> Short problem
Only the pictures stay out; every record is to be quoted exactly.

Data extracted from a collection:
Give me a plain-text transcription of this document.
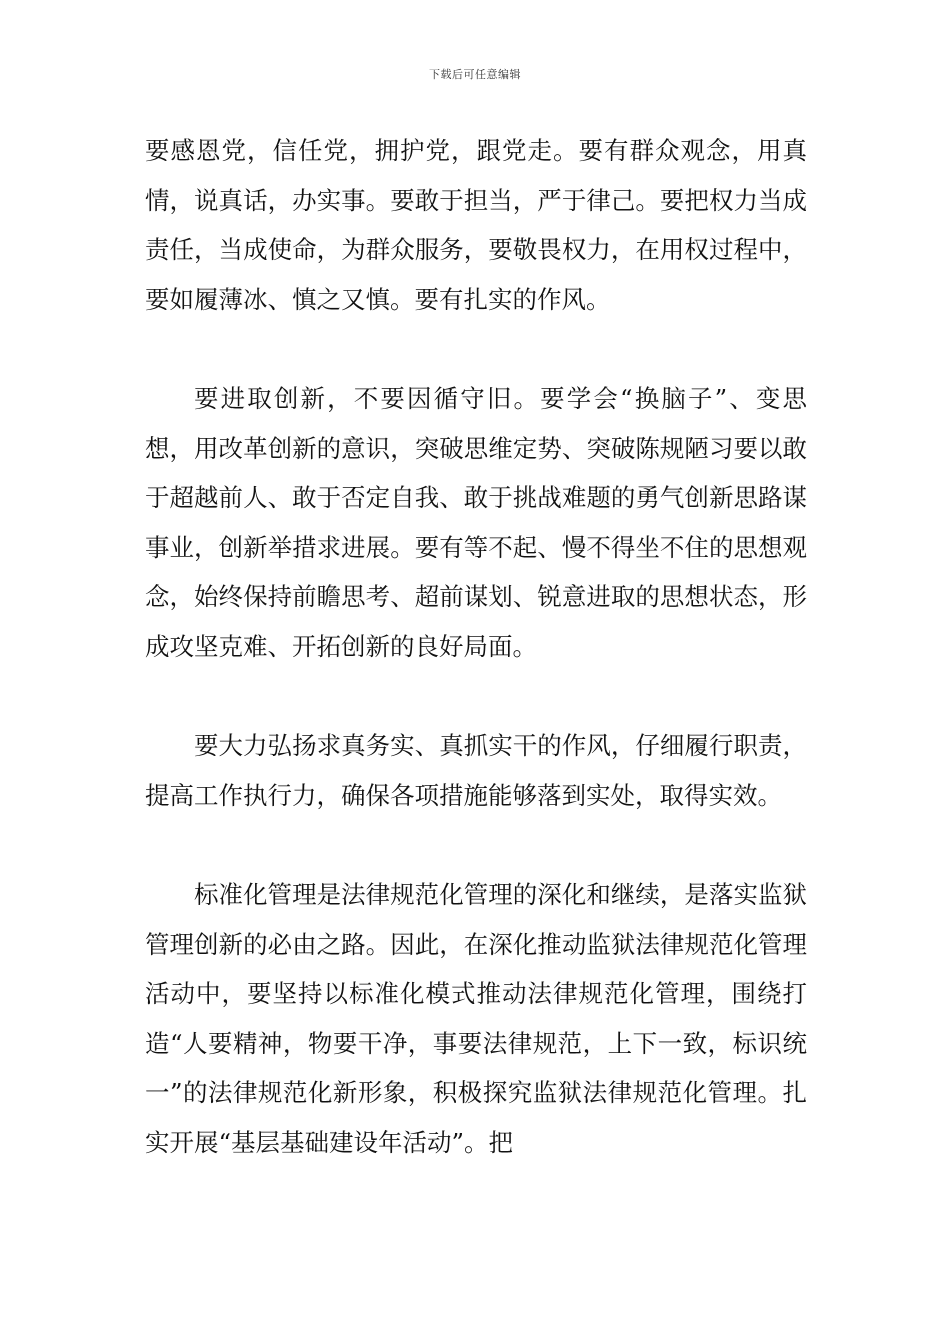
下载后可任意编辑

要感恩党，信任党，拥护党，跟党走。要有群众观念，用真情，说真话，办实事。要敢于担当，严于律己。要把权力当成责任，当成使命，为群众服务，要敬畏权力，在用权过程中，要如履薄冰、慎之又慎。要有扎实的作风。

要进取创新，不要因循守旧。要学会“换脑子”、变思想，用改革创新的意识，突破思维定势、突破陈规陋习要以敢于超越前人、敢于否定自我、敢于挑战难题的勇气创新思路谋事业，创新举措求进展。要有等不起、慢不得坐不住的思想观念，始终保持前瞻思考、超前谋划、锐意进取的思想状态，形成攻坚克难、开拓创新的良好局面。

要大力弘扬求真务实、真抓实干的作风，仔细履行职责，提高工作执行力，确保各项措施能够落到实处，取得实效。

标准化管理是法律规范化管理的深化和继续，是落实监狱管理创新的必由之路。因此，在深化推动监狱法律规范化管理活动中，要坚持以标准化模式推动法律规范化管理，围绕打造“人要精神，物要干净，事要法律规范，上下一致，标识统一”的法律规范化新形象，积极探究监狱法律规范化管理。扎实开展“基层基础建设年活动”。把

> The output
Give me a plain-text transcription of this document.
下载后可任意编辑

要感恩党，信任党，拥护党，跟党走。要有群众观念，用真情，说真话，办实事。要敢于担当，严于律己。要把权力当成责任，当成使命，为群众服务，要敬畏权力，在用权过程中，要如履薄冰、慎之又慎。要有扎实的作风。

要进取创新，不要因循守旧。要学会“换脑子”、变思想，用改革创新的意识，突破思维定势、突破陈规陋习要以敢于超越前人、敢于否定自我、敢于挑战难题的勇气创新思路谋事业，创新举措求进展。要有等不起、慢不得坐不住的思想观念，始终保持前瞻思考、超前谋划、锐意进取的思想状态，形成攻坚克难、开拓创新的良好局面。

要大力弘扬求真务实、真抓实干的作风，仔细履行职责，提高工作执行力，确保各项措施能够落到实处，取得实效。

标准化管理是法律规范化管理的深化和继续，是落实监狱管理创新的必由之路。因此，在深化推动监狱法律规范化管理活动中，要坚持以标准化模式推动法律规范化管理，围绕打造“人要精神，物要干净，事要法律规范，上下一致，标识统一”的法律规范化新形象，积极探究监狱法律规范化管理。扎实开展“基层基础建设年活动”。把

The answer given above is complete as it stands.